▶ DIRECTION: Copy the lines that follow, keeping every character the same.

▶ EXTRACTED MATERIAL:
/---
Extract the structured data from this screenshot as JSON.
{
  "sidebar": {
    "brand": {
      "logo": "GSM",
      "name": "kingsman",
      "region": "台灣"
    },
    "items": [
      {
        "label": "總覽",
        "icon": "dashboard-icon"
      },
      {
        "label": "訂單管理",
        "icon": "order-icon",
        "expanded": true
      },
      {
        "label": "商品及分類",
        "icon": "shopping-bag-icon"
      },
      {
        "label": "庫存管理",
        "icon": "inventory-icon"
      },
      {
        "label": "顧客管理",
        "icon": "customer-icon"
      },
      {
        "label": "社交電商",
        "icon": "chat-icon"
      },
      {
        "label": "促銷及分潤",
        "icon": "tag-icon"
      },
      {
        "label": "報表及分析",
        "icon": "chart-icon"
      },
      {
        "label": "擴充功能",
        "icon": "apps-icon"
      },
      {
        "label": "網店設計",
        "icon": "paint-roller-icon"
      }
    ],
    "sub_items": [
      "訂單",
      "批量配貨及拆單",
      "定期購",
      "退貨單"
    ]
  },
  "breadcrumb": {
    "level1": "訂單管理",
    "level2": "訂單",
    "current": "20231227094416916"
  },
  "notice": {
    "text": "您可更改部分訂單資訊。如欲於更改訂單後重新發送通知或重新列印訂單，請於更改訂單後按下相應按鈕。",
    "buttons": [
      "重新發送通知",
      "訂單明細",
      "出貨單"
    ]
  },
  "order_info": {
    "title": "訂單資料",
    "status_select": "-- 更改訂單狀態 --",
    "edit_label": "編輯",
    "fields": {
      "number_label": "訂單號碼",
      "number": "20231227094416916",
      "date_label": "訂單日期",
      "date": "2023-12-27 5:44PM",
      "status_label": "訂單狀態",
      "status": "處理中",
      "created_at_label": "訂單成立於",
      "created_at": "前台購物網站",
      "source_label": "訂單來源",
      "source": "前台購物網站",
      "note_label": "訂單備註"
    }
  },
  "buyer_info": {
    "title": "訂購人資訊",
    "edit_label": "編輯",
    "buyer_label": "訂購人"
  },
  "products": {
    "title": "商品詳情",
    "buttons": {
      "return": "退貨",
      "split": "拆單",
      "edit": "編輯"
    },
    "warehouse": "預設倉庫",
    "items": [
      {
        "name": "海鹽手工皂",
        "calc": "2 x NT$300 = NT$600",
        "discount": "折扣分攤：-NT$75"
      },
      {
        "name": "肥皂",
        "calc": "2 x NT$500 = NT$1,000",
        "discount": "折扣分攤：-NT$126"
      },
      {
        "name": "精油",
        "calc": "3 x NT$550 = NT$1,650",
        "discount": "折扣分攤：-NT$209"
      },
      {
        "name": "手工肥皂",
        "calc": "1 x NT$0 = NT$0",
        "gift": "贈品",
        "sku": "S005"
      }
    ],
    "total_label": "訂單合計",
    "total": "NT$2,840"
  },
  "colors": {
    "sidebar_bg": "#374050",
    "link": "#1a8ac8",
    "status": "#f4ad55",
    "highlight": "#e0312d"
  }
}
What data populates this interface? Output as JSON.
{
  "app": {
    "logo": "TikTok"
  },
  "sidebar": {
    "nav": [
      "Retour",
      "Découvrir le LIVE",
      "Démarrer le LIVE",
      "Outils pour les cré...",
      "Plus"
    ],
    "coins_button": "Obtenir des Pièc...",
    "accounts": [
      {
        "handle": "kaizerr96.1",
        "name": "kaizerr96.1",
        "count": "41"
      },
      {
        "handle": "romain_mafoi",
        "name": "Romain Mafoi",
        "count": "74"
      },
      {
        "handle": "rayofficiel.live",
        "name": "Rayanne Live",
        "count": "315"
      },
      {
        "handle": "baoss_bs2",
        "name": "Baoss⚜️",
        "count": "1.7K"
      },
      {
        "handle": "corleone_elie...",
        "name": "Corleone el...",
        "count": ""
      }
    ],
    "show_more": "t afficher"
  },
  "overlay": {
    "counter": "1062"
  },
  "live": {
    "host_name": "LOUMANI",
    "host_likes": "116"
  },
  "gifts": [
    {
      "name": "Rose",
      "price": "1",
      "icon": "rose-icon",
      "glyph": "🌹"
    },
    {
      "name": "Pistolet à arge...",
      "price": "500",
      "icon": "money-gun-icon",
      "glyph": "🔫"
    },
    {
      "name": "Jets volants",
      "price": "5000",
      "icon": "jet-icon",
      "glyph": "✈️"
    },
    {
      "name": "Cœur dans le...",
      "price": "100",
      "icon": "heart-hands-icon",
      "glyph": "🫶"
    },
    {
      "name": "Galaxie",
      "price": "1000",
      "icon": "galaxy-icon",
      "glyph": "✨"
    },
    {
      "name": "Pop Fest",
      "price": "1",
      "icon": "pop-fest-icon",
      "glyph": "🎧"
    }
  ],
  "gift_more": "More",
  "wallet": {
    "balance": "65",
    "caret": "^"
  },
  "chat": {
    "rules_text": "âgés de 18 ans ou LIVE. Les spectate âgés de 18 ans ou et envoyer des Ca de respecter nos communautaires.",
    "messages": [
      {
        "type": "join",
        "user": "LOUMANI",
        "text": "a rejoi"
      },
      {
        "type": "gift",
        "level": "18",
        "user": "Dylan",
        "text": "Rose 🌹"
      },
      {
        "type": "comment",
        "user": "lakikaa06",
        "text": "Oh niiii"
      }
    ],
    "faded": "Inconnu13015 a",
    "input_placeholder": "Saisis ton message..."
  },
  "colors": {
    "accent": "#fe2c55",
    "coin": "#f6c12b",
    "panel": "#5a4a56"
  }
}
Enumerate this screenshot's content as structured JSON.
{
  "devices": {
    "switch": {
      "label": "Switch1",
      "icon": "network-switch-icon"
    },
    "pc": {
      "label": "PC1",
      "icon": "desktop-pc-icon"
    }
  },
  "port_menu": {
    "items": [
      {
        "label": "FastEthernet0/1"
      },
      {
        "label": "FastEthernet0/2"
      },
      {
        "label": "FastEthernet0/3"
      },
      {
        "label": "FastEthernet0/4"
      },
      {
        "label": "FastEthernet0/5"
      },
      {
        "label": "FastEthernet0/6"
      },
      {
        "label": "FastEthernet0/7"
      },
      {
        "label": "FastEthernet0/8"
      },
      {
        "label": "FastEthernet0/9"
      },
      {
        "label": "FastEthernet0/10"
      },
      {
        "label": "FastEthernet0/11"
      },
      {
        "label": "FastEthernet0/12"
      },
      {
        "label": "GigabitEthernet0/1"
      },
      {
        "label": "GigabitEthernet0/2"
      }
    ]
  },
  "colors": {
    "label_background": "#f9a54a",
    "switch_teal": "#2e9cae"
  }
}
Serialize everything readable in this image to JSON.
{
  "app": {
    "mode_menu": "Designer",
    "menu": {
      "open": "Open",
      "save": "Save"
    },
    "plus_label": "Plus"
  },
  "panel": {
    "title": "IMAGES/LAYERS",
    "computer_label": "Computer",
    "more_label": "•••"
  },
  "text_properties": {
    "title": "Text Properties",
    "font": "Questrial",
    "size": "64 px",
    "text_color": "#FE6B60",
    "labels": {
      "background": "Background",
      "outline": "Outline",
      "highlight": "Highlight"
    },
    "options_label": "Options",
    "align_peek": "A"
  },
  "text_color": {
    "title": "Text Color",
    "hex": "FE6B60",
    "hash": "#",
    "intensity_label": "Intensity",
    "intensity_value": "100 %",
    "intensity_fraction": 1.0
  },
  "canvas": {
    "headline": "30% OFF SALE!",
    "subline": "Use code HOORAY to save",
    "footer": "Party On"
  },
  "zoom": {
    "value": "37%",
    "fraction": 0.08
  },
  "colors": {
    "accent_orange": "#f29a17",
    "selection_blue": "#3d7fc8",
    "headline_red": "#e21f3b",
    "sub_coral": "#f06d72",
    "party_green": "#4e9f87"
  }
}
\---
▶ SOLUTION TO THIS PROBLEM:
Extract the structured data from this screenshot as JSON.
{
  "sidebar": {
    "brand": {
      "logo": "GSM",
      "name": "kingsman",
      "region": "台灣"
    },
    "items": [
      {
        "label": "總覽",
        "icon": "dashboard-icon"
      },
      {
        "label": "訂單管理",
        "icon": "order-icon",
        "expanded": true
      },
      {
        "label": "商品及分類",
        "icon": "shopping-bag-icon"
      },
      {
        "label": "庫存管理",
        "icon": "inventory-icon"
      },
      {
        "label": "顧客管理",
        "icon": "customer-icon"
      },
      {
        "label": "社交電商",
        "icon": "chat-icon"
      },
      {
        "label": "促銷及分潤",
        "icon": "tag-icon"
      },
      {
        "label": "報表及分析",
        "icon": "chart-icon"
      },
      {
        "label": "擴充功能",
        "icon": "apps-icon"
      },
      {
        "label": "網店設計",
        "icon": "paint-roller-icon"
      }
    ],
    "sub_items": [
      "訂單",
      "批量配貨及拆單",
      "定期購",
      "退貨單"
    ]
  },
  "breadcrumb": {
    "level1": "訂單管理",
    "level2": "訂單",
    "current": "20231227094416916"
  },
  "notice": {
    "text": "您可更改部分訂單資訊。如欲於更改訂單後重新發送通知或重新列印訂單，請於更改訂單後按下相應按鈕。",
    "buttons": [
      "重新發送通知",
      "訂單明細",
      "出貨單"
    ]
  },
  "order_info": {
    "title": "訂單資料",
    "status_select": "-- 更改訂單狀態 --",
    "edit_label": "編輯",
    "fields": {
      "number_label": "訂單號碼",
      "number": "20231227094416916",
      "date_label": "訂單日期",
      "date": "2023-12-27 5:44PM",
      "status_label": "訂單狀態",
      "status": "處理中",
      "created_at_label": "訂單成立於",
      "created_at": "前台購物網站",
      "source_label": "訂單來源",
      "source": "前台購物網站",
      "note_label": "訂單備註"
    }
  },
  "buyer_info": {
    "title": "訂購人資訊",
    "edit_label": "編輯",
    "buyer_label": "訂購人"
  },
  "products": {
    "title": "商品詳情",
    "buttons": {
      "return": "退貨",
      "split": "拆單",
      "edit": "編輯"
    },
    "warehouse": "預設倉庫",
    "items": [
      {
        "name": "海鹽手工皂",
        "calc": "2 x NT$300 = NT$600",
        "discount": "折扣分攤：-NT$75"
      },
      {
        "name": "肥皂",
        "calc": "2 x NT$500 = NT$1,000",
        "discount": "折扣分攤：-NT$126"
      },
      {
        "name": "精油",
        "calc": "3 x NT$550 = NT$1,650",
        "discount": "折扣分攤：-NT$209"
      },
      {
        "name": "手工肥皂",
        "calc": "1 x NT$0 = NT$0",
        "gift": "贈品",
        "sku": "S005"
      }
    ],
    "total_label": "訂單合計",
    "total": "NT$2,840"
  },
  "colors": {
    "sidebar_bg": "#374050",
    "link": "#1a8ac8",
    "status": "#f4ad55",
    "highlight": "#e0312d"
  }
}
What data populates this interface? Output as JSON.
{
  "app": {
    "logo": "TikTok"
  },
  "sidebar": {
    "nav": [
      "Retour",
      "Découvrir le LIVE",
      "Démarrer le LIVE",
      "Outils pour les cré...",
      "Plus"
    ],
    "coins_button": "Obtenir des Pièc...",
    "accounts": [
      {
        "handle": "kaizerr96.1",
        "name": "kaizerr96.1",
        "count": "41"
      },
      {
        "handle": "romain_mafoi",
        "name": "Romain Mafoi",
        "count": "74"
      },
      {
        "handle": "rayofficiel.live",
        "name": "Rayanne Live",
        "count": "315"
      },
      {
        "handle": "baoss_bs2",
        "name": "Baoss⚜️",
        "count": "1.7K"
      },
      {
        "handle": "corleone_elie...",
        "name": "Corleone el...",
        "count": ""
      }
    ],
    "show_more": "t afficher"
  },
  "overlay": {
    "counter": "1062"
  },
  "live": {
    "host_name": "LOUMANI",
    "host_likes": "116"
  },
  "gifts": [
    {
      "name": "Rose",
      "price": "1",
      "icon": "rose-icon",
      "glyph": "🌹"
    },
    {
      "name": "Pistolet à arge...",
      "price": "500",
      "icon": "money-gun-icon",
      "glyph": "🔫"
    },
    {
      "name": "Jets volants",
      "price": "5000",
      "icon": "jet-icon",
      "glyph": "✈️"
    },
    {
      "name": "Cœur dans le...",
      "price": "100",
      "icon": "heart-hands-icon",
      "glyph": "🫶"
    },
    {
      "name": "Galaxie",
      "price": "1000",
      "icon": "galaxy-icon",
      "glyph": "✨"
    },
    {
      "name": "Pop Fest",
      "price": "1",
      "icon": "pop-fest-icon",
      "glyph": "🎧"
    }
  ],
  "gift_more": "More",
  "wallet": {
    "balance": "65",
    "caret": "^"
  },
  "chat": {
    "rules_text": "âgés de 18 ans ou LIVE. Les spectate âgés de 18 ans ou et envoyer des Ca de respecter nos communautaires.",
    "messages": [
      {
        "type": "join",
        "user": "LOUMANI",
        "text": "a rejoi"
      },
      {
        "type": "gift",
        "level": "18",
        "user": "Dylan",
        "text": "Rose 🌹"
      },
      {
        "type": "comment",
        "user": "lakikaa06",
        "text": "Oh niiii"
      }
    ],
    "faded": "Inconnu13015 a",
    "input_placeholder": "Saisis ton message..."
  },
  "colors": {
    "accent": "#fe2c55",
    "coin": "#f6c12b",
    "panel": "#5a4a56"
  }
}
Enumerate this screenshot's content as structured JSON.
{
  "devices": {
    "switch": {
      "label": "Switch1",
      "icon": "network-switch-icon"
    },
    "pc": {
      "label": "PC1",
      "icon": "desktop-pc-icon"
    }
  },
  "port_menu": {
    "items": [
      {
        "label": "FastEthernet0/1"
      },
      {
        "label": "FastEthernet0/2"
      },
      {
        "label": "FastEthernet0/3"
      },
      {
        "label": "FastEthernet0/4"
      },
      {
        "label": "FastEthernet0/5"
      },
      {
        "label": "FastEthernet0/6"
      },
      {
        "label": "FastEthernet0/7"
      },
      {
        "label": "FastEthernet0/8"
      },
      {
        "label": "FastEthernet0/9"
      },
      {
        "label": "FastEthernet0/10"
      },
      {
        "label": "FastEthernet0/11"
      },
      {
        "label": "FastEthernet0/12"
      },
      {
        "label": "GigabitEthernet0/1"
      },
      {
        "label": "GigabitEthernet0/2"
      }
    ]
  },
  "colors": {
    "label_background": "#f9a54a",
    "switch_teal": "#2e9cae"
  }
}
Serialize everything readable in this image to JSON.
{
  "app": {
    "mode_menu": "Designer",
    "menu": {
      "open": "Open",
      "save": "Save"
    },
    "plus_label": "Plus"
  },
  "panel": {
    "title": "IMAGES/LAYERS",
    "computer_label": "Computer",
    "more_label": "•••"
  },
  "text_properties": {
    "title": "Text Properties",
    "font": "Questrial",
    "size": "64 px",
    "text_color": "#FE6B60",
    "labels": {
      "background": "Background",
      "outline": "Outline",
      "highlight": "Highlight"
    },
    "options_label": "Options",
    "align_peek": "A"
  },
  "text_color": {
    "title": "Text Color",
    "hex": "FE6B60",
    "hash": "#",
    "intensity_label": "Intensity",
    "intensity_value": "100 %",
    "intensity_fraction": 1.0
  },
  "canvas": {
    "headline": "30% OFF SALE!",
    "subline": "Use code HOORAY to save",
    "footer": "Party On"
  },
  "zoom": {
    "value": "37%",
    "fraction": 0.08
  },
  "colors": {
    "accent_orange": "#f29a17",
    "selection_blue": "#3d7fc8",
    "headline_red": "#e21f3b",
    "sub_coral": "#f06d72",
    "party_green": "#4e9f87"
  }
}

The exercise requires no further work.